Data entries
---*---

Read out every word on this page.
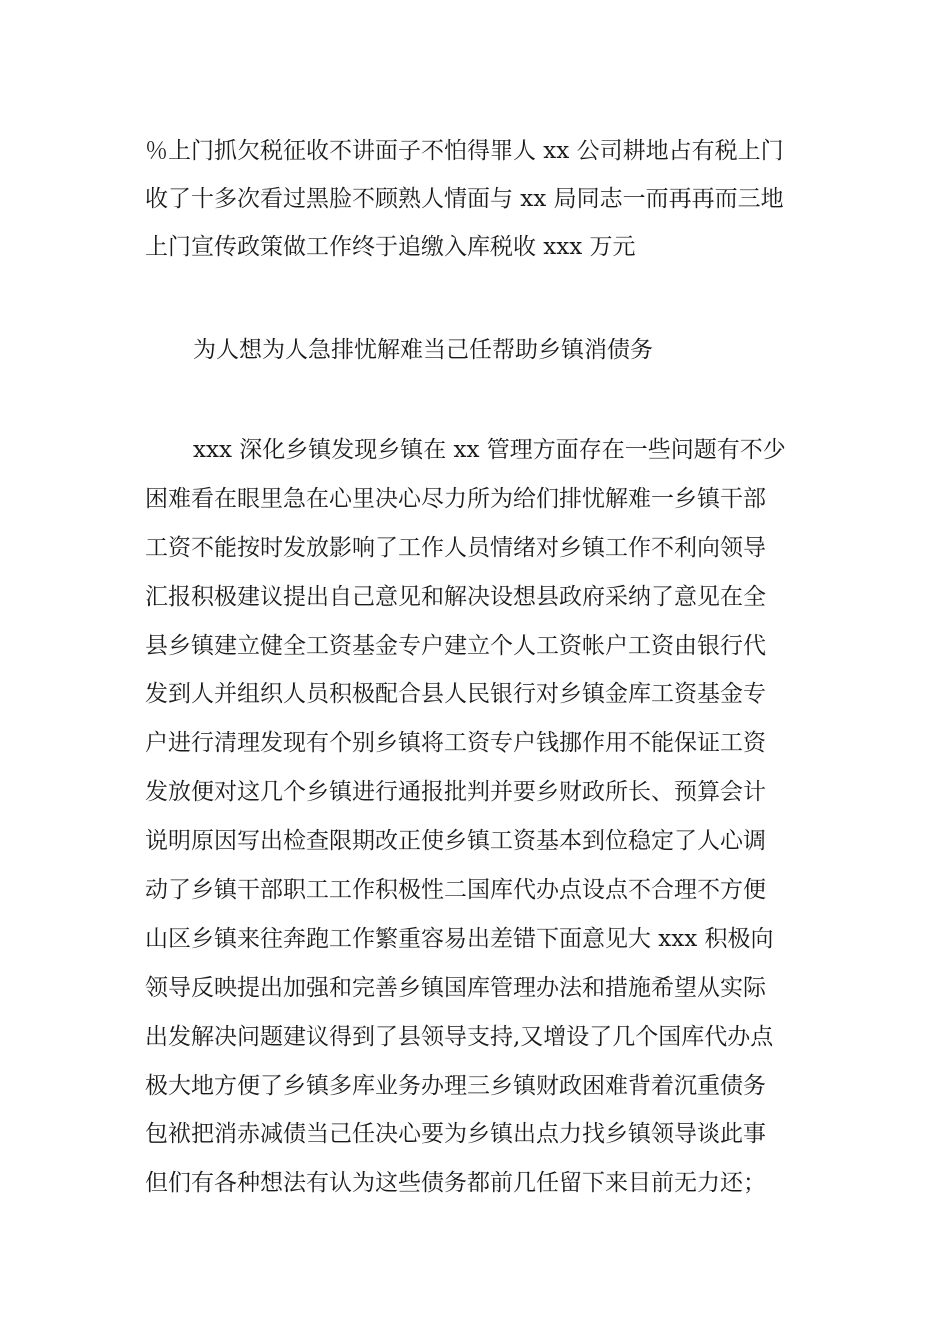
％上门抓欠税征收不讲面子不怕得罪人 xx 公司耕地占有税上门
收了十多次看过黑脸不顾熟人情面与 xx 局同志一而再再而三地
上门宣传政策做工作终于追缴入库税收 xxx 万元
为人想为人急排忧解难当己任帮助乡镇消债务
xxx 深化乡镇发现乡镇在 xx 管理方面存在一些问题有不少
困难看在眼里急在心里决心尽力所为给们排忧解难一乡镇干部
工资不能按时发放影响了工作人员情绪对乡镇工作不利向领导
汇报积极建议提出自己意见和解决设想县政府采纳了意见在全
县乡镇建立健全工资基金专户建立个人工资帐户工资由银行代
发到人并组织人员积极配合县人民银行对乡镇金库工资基金专
户进行清理发现有个别乡镇将工资专户钱挪作用不能保证工资
发放便对这几个乡镇进行通报批判并要乡财政所长、预算会计
说明原因写出检查限期改正使乡镇工资基本到位稳定了人心调
动了乡镇干部职工工作积极性二国库代办点设点不合理不方便
山区乡镇来往奔跑工作繁重容易出差错下面意见大 xxx 积极向
领导反映提出加强和完善乡镇国库管理办法和措施希望从实际
出发解决问题建议得到了县领导支持,又增设了几个国库代办点
极大地方便了乡镇多库业务办理三乡镇财政困难背着沉重债务
包袱把消赤减债当己任决心要为乡镇出点力找乡镇领导谈此事
但们有各种想法有认为这些债务都前几任留下来目前无力还；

---*---

● **EXERCISE PROMPT**
Except for the pictures, copy the material above exactly.

● **RESULT BELOW**
Read out every word on this page.
％上门抓欠税征收不讲面子不怕得罪人 xx 公司耕地占有税上门
收了十多次看过黑脸不顾熟人情面与 xx 局同志一而再再而三地
上门宣传政策做工作终于追缴入库税收 xxx 万元
为人想为人急排忧解难当己任帮助乡镇消债务
xxx 深化乡镇发现乡镇在 xx 管理方面存在一些问题有不少
困难看在眼里急在心里决心尽力所为给们排忧解难一乡镇干部
工资不能按时发放影响了工作人员情绪对乡镇工作不利向领导
汇报积极建议提出自己意见和解决设想县政府采纳了意见在全
县乡镇建立健全工资基金专户建立个人工资帐户工资由银行代
发到人并组织人员积极配合县人民银行对乡镇金库工资基金专
户进行清理发现有个别乡镇将工资专户钱挪作用不能保证工资
发放便对这几个乡镇进行通报批判并要乡财政所长、预算会计
说明原因写出检查限期改正使乡镇工资基本到位稳定了人心调
动了乡镇干部职工工作积极性二国库代办点设点不合理不方便
山区乡镇来往奔跑工作繁重容易出差错下面意见大 xxx 积极向
领导反映提出加强和完善乡镇国库管理办法和措施希望从实际
出发解决问题建议得到了县领导支持,又增设了几个国库代办点
极大地方便了乡镇多库业务办理三乡镇财政困难背着沉重债务
包袱把消赤减债当己任决心要为乡镇出点力找乡镇领导谈此事
但们有各种想法有认为这些债务都前几任留下来目前无力还；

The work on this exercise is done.